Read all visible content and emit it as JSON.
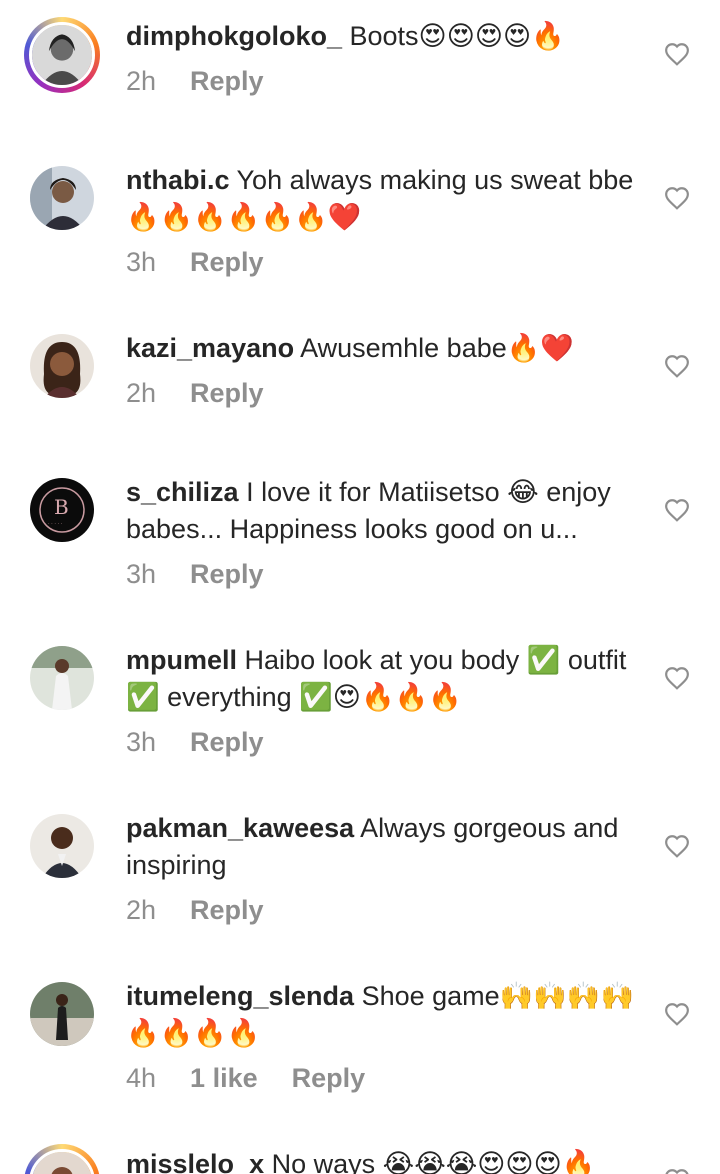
{
  "comments": [
    {
      "username": "dimphokgoloko_",
      "text": "Boots😍😍😍😍🔥",
      "time": "2h",
      "likes": "",
      "reply_label": "Reply"
    },
    {
      "username": "nthabi.c",
      "text": "Yoh always making us sweat bbe🔥🔥🔥🔥🔥🔥❤️",
      "time": "3h",
      "likes": "",
      "reply_label": "Reply"
    },
    {
      "username": "kazi_mayano",
      "text": "Awusemhle babe🔥❤️",
      "time": "2h",
      "likes": "",
      "reply_label": "Reply"
    },
    {
      "username": "s_chiliza",
      "text": "I love it for Matiisetso 😂 enjoy babes... Happiness looks good on u...",
      "time": "3h",
      "likes": "",
      "reply_label": "Reply"
    },
    {
      "username": "mpumell",
      "text": "Haibo look at you body ✅ outfit ✅ everything ✅😍🔥🔥🔥",
      "time": "3h",
      "likes": "",
      "reply_label": "Reply"
    },
    {
      "username": "pakman_kaweesa",
      "text": "Always gorgeous and inspiring",
      "time": "2h",
      "likes": "",
      "reply_label": "Reply"
    },
    {
      "username": "itumeleng_slenda",
      "text": "Shoe game🙌🙌🙌🙌🔥🔥🔥🔥",
      "time": "4h",
      "likes": "1 like",
      "reply_label": "Reply"
    },
    {
      "username": "misslelo_x",
      "text": "No ways 😭😭😭😍😍😍🔥",
      "time": "",
      "likes": "",
      "reply_label": ""
    }
  ],
  "icons": {
    "like": "heart-outline-icon"
  },
  "colors": {
    "text": "#262626",
    "meta": "#8e8e8e",
    "heart": "#8e8e8e"
  }
}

◆ Directions
All records above are to be printed exactly, minus the pictures they contain.

◆ Answer in full
Read all visible content and emit it as JSON.
{
  "comments": [
    {
      "username": "dimphokgoloko_",
      "text": "Boots😍😍😍😍🔥",
      "time": "2h",
      "likes": "",
      "reply_label": "Reply"
    },
    {
      "username": "nthabi.c",
      "text": "Yoh always making us sweat bbe🔥🔥🔥🔥🔥🔥❤️",
      "time": "3h",
      "likes": "",
      "reply_label": "Reply"
    },
    {
      "username": "kazi_mayano",
      "text": "Awusemhle babe🔥❤️",
      "time": "2h",
      "likes": "",
      "reply_label": "Reply"
    },
    {
      "username": "s_chiliza",
      "text": "I love it for Matiisetso 😂 enjoy babes... Happiness looks good on u...",
      "time": "3h",
      "likes": "",
      "reply_label": "Reply"
    },
    {
      "username": "mpumell",
      "text": "Haibo look at you body ✅ outfit ✅ everything ✅😍🔥🔥🔥",
      "time": "3h",
      "likes": "",
      "reply_label": "Reply"
    },
    {
      "username": "pakman_kaweesa",
      "text": "Always gorgeous and inspiring",
      "time": "2h",
      "likes": "",
      "reply_label": "Reply"
    },
    {
      "username": "itumeleng_slenda",
      "text": "Shoe game🙌🙌🙌🙌🔥🔥🔥🔥",
      "time": "4h",
      "likes": "1 like",
      "reply_label": "Reply"
    },
    {
      "username": "misslelo_x",
      "text": "No ways 😭😭😭😍😍😍🔥",
      "time": "",
      "likes": "",
      "reply_label": ""
    }
  ],
  "icons": {
    "like": "heart-outline-icon"
  },
  "colors": {
    "text": "#262626",
    "meta": "#8e8e8e",
    "heart": "#8e8e8e"
  }
}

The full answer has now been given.